Stored data entries:

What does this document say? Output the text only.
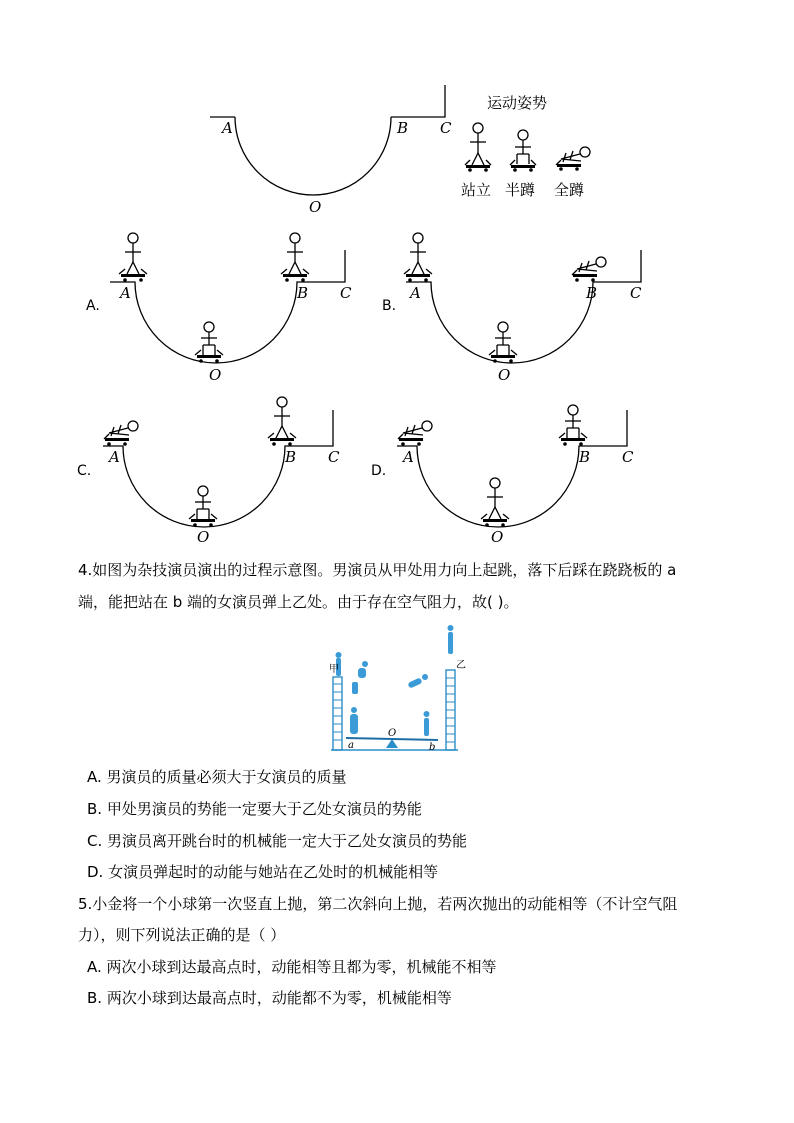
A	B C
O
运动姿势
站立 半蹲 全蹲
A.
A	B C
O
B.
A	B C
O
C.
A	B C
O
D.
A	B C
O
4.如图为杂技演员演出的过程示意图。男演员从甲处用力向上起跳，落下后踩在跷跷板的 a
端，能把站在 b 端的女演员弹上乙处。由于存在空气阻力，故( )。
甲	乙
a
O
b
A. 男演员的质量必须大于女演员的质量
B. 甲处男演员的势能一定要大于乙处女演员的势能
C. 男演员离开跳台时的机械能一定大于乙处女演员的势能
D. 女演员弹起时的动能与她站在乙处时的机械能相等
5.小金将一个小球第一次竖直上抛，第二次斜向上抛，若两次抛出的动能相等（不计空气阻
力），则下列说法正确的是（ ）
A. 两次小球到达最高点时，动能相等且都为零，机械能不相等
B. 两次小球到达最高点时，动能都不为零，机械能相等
* * *
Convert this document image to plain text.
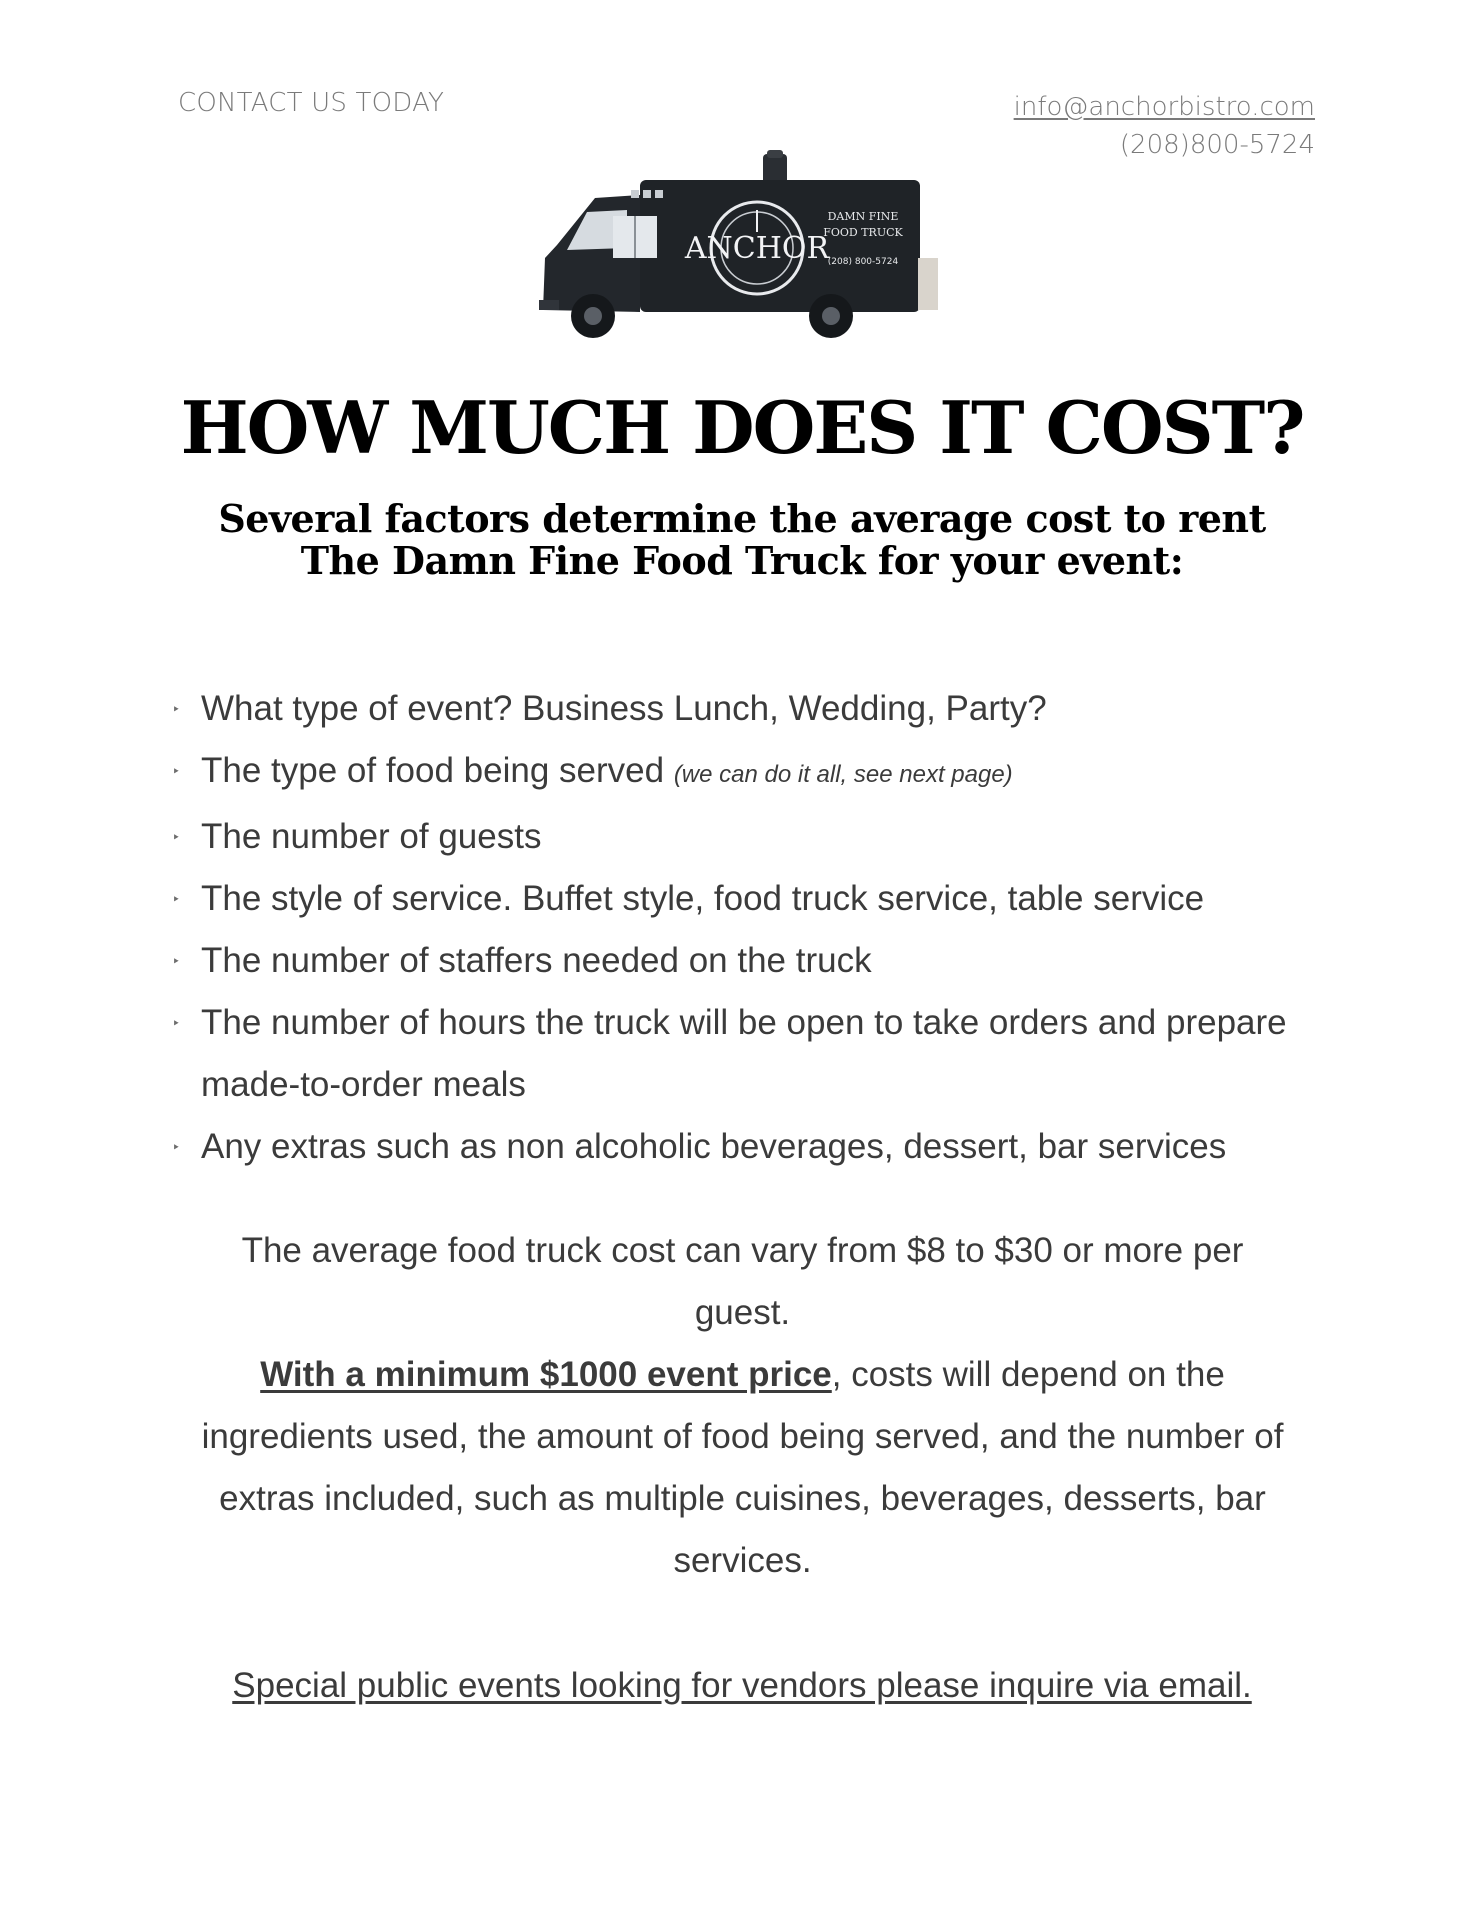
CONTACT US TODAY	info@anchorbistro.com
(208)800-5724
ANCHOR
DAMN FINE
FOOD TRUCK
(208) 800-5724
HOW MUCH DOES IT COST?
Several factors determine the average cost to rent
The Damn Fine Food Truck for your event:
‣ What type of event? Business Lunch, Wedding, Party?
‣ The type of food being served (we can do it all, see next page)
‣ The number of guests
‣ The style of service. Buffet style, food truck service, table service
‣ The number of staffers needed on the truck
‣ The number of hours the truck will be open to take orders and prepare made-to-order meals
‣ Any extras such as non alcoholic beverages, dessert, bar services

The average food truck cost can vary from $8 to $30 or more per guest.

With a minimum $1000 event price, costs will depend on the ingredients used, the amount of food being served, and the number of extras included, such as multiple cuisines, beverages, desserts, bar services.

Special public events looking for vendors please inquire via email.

WHAT THE TASK REQUIRES: Of the lines in the listing above, how many hold the string "document"? Reply with the number only.

WRITTEN ANSWER: 2